### Supplied material
□ □ □

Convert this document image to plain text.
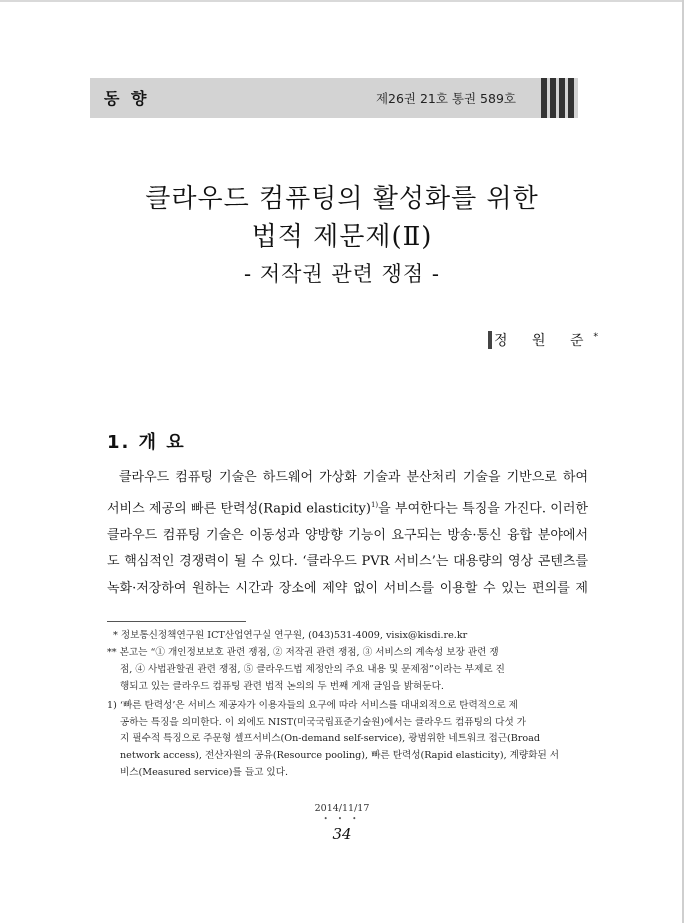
동 향	제26권 21호 통권 589호
클라우드 컴퓨팅의 활성화를 위한
법적 제문제(Ⅱ)
- 저작권 관련 쟁점 -
정 원 준*
1. 개 요
클라우드 컴퓨팅 기술은 하드웨어 가상화 기술과 분산처리 기술을 기반으로 하여
서비스 제공의 빠른 탄력성(Rapid elasticity)$^{1)}$을 부여한다는 특징을 가진다. 이러한
클라우드 컴퓨팅 기술은 이동성과 양방향 기능이 요구되는 방송·통신 융합 분야에서
도 핵심적인 경쟁력이 될 수 있다. ‘클라우드 PVR 서비스’는 대용량의 영상 콘텐츠를
녹화·저장하여 원하는 시간과 장소에 제약 없이 서비스를 이용할 수 있는 편의를 제
* 정보통신정책연구원 ICT산업연구실 연구원, (043)531-4009, visix@kisdi.re.kr
** 본고는 “① 개인정보보호 관련 쟁점, ② 저작권 관련 쟁점, ③ 서비스의 계속성 보장 관련 쟁
점, ④ 사법관할권 관련 쟁점, ⑤ 클라우드법 제정안의 주요 내용 및 문제점”이라는 부제로 진
행되고 있는 클라우드 컴퓨팅 관련 법적 논의의 두 번째 게재 글임을 밝혀둔다.
1) ‘빠른 탄력성’은 서비스 제공자가 이용자들의 요구에 따라 서비스를 대내외적으로 탄력적으로 제
공하는 특징을 의미한다. 이 외에도 NIST(미국국립표준기술원)에서는 클라우드 컴퓨팅의 다섯 가
지 필수적 특징으로 주문형 셀프서비스(On-demand self-service), 광범위한 네트워크 접근(Broad
network access), 전산자원의 공유(Resource pooling), 빠른 탄력성(Rapid elasticity), 계량화된 서
비스(Measured service)를 들고 있다.
2014/11/17
• • •
34
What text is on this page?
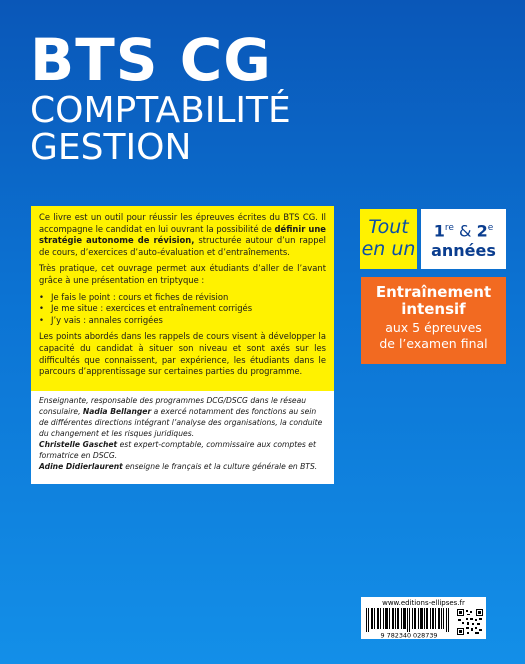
BTS CG
COMPTABILITÉ
GESTION

Ce livre est un outil pour réussir les épreuves écrites du BTS CG. Il accompagne le candidat en lui ouvrant la possibilité de définir une stratégie autonome de révision, structurée autour d’un rappel de cours, d’exercices d’auto-évaluation et d’entraînements.

Très pratique, cet ouvrage permet aux étudiants d’aller de l’avant grâce à une présentation en triptyque :

• Je fais le point : cours et fiches de révision
• Je me situe : exercices et entraînement corrigés
• J’y vais : annales corrigées

Les points abordés dans les rappels de cours visent à développer la capacité du candidat à situer son niveau et sont axés sur les difficultés que connaissent, par expérience, les étudiants dans le parcours d’apprentissage sur certaines parties du programme.

Enseignante, responsable des programmes DCG/DSCG dans le réseau consulaire, Nadia Bellanger a exercé notamment des fonctions au sein de différentes directions intégrant l’analyse des organisations, la conduite du changement et les risques juridiques.
Christelle Gaschet est expert-comptable, commissaire aux comptes et formatrice en DSCG.
Adine Didierlaurent enseigne le français et la culture générale en BTS.
Tout
en un
1re & 2e
années
Entraînement
intensif
aux 5 épreuves
de l’examen final
www.editions-ellipses.fr
9 782340 028739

□ □ □

### Exercise brief
Copy the records exactly. Skip the pictures.

### Task response
Convert this document image to plain text.
동 향	제26권 21호 통권 589호
클라우드 컴퓨팅의 활성화를 위한
법적 제문제(Ⅱ)
- 저작권 관련 쟁점 -
정 원 준*
1. 개 요
클라우드 컴퓨팅 기술은 하드웨어 가상화 기술과 분산처리 기술을 기반으로 하여
서비스 제공의 빠른 탄력성(Rapid elasticity)$^{1)}$을 부여한다는 특징을 가진다. 이러한
클라우드 컴퓨팅 기술은 이동성과 양방향 기능이 요구되는 방송·통신 융합 분야에서
도 핵심적인 경쟁력이 될 수 있다. ‘클라우드 PVR 서비스’는 대용량의 영상 콘텐츠를
녹화·저장하여 원하는 시간과 장소에 제약 없이 서비스를 이용할 수 있는 편의를 제
* 정보통신정책연구원 ICT산업연구실 연구원, (043)531-4009, visix@kisdi.re.kr
** 본고는 “① 개인정보보호 관련 쟁점, ② 저작권 관련 쟁점, ③ 서비스의 계속성 보장 관련 쟁
점, ④ 사법관할권 관련 쟁점, ⑤ 클라우드법 제정안의 주요 내용 및 문제점”이라는 부제로 진
행되고 있는 클라우드 컴퓨팅 관련 법적 논의의 두 번째 게재 글임을 밝혀둔다.
1) ‘빠른 탄력성’은 서비스 제공자가 이용자들의 요구에 따라 서비스를 대내외적으로 탄력적으로 제
공하는 특징을 의미한다. 이 외에도 NIST(미국국립표준기술원)에서는 클라우드 컴퓨팅의 다섯 가
지 필수적 특징으로 주문형 셀프서비스(On-demand self-service), 광범위한 네트워크 접근(Broad
network access), 전산자원의 공유(Resource pooling), 빠른 탄력성(Rapid elasticity), 계량화된 서
비스(Measured service)를 들고 있다.
2014/11/17
• • •
34
What text is on this page?
BTS CG
COMPTABILITÉ
GESTION

Ce livre est un outil pour réussir les épreuves écrites du BTS CG. Il accompagne le candidat en lui ouvrant la possibilité de définir une stratégie autonome de révision, structurée autour d’un rappel de cours, d’exercices d’auto-évaluation et d’entraînements.

Très pratique, cet ouvrage permet aux étudiants d’aller de l’avant grâce à une présentation en triptyque :

• Je fais le point : cours et fiches de révision
• Je me situe : exercices et entraînement corrigés
• J’y vais : annales corrigées

Les points abordés dans les rappels de cours visent à développer la capacité du candidat à situer son niveau et sont axés sur les difficultés que connaissent, par expérience, les étudiants dans le parcours d’apprentissage sur certaines parties du programme.

Enseignante, responsable des programmes DCG/DSCG dans le réseau consulaire, Nadia Bellanger a exercé notamment des fonctions au sein de différentes directions intégrant l’analyse des organisations, la conduite du changement et les risques juridiques.
Christelle Gaschet est expert-comptable, commissaire aux comptes et formatrice en DSCG.
Adine Didierlaurent enseigne le français et la culture générale en BTS.
Tout
en un
1re & 2e
années
Entraînement
intensif
aux 5 épreuves
de l’examen final
www.editions-ellipses.fr
9 782340 028739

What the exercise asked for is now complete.